* GIVEN PROBLEM
Exactly as given, repeat all of the entries.

== SOURCE DATA

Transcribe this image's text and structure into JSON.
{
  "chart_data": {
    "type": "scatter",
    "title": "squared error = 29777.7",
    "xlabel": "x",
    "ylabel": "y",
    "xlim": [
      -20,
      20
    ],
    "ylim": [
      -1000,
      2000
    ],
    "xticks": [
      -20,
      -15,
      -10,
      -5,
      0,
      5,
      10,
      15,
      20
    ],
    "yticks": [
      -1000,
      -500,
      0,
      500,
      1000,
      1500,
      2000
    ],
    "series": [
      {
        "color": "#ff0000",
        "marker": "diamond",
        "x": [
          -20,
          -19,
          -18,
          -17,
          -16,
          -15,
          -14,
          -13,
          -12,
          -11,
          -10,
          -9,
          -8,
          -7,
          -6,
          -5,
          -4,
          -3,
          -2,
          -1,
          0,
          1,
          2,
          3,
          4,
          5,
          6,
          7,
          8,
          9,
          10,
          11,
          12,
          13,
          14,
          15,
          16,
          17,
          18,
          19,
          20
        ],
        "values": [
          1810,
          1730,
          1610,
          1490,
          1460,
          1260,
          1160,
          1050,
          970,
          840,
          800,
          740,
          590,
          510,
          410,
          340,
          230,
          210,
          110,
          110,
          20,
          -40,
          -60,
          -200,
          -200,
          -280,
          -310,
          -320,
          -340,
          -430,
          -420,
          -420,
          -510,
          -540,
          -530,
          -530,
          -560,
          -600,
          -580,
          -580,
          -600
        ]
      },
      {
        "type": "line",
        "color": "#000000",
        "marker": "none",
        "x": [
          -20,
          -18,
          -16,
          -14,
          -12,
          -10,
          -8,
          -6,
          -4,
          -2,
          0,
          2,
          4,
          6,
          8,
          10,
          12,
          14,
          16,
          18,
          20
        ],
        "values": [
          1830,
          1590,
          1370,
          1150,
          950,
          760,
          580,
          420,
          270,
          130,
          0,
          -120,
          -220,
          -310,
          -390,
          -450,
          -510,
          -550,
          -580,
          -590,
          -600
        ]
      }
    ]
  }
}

====

* REPLY TO THE TASK
Transcribe this image's text and structure into JSON.
{
  "chart_data": {
    "type": "scatter",
    "title": "squared error = 29777.7",
    "xlabel": "x",
    "ylabel": "y",
    "xlim": [
      -20,
      20
    ],
    "ylim": [
      -1000,
      2000
    ],
    "xticks": [
      -20,
      -15,
      -10,
      -5,
      0,
      5,
      10,
      15,
      20
    ],
    "yticks": [
      -1000,
      -500,
      0,
      500,
      1000,
      1500,
      2000
    ],
    "series": [
      {
        "color": "#ff0000",
        "marker": "diamond",
        "x": [
          -20,
          -19,
          -18,
          -17,
          -16,
          -15,
          -14,
          -13,
          -12,
          -11,
          -10,
          -9,
          -8,
          -7,
          -6,
          -5,
          -4,
          -3,
          -2,
          -1,
          0,
          1,
          2,
          3,
          4,
          5,
          6,
          7,
          8,
          9,
          10,
          11,
          12,
          13,
          14,
          15,
          16,
          17,
          18,
          19,
          20
        ],
        "values": [
          1810,
          1730,
          1610,
          1490,
          1460,
          1260,
          1160,
          1050,
          970,
          840,
          800,
          740,
          590,
          510,
          410,
          340,
          230,
          210,
          110,
          110,
          20,
          -40,
          -60,
          -200,
          -200,
          -280,
          -310,
          -320,
          -340,
          -430,
          -420,
          -420,
          -510,
          -540,
          -530,
          -530,
          -560,
          -600,
          -580,
          -580,
          -600
        ]
      },
      {
        "type": "line",
        "color": "#000000",
        "marker": "none",
        "x": [
          -20,
          -18,
          -16,
          -14,
          -12,
          -10,
          -8,
          -6,
          -4,
          -2,
          0,
          2,
          4,
          6,
          8,
          10,
          12,
          14,
          16,
          18,
          20
        ],
        "values": [
          1830,
          1590,
          1370,
          1150,
          950,
          760,
          580,
          420,
          270,
          130,
          0,
          -120,
          -220,
          -310,
          -390,
          -450,
          -510,
          -550,
          -580,
          -590,
          -600
        ]
      }
    ]
  }
}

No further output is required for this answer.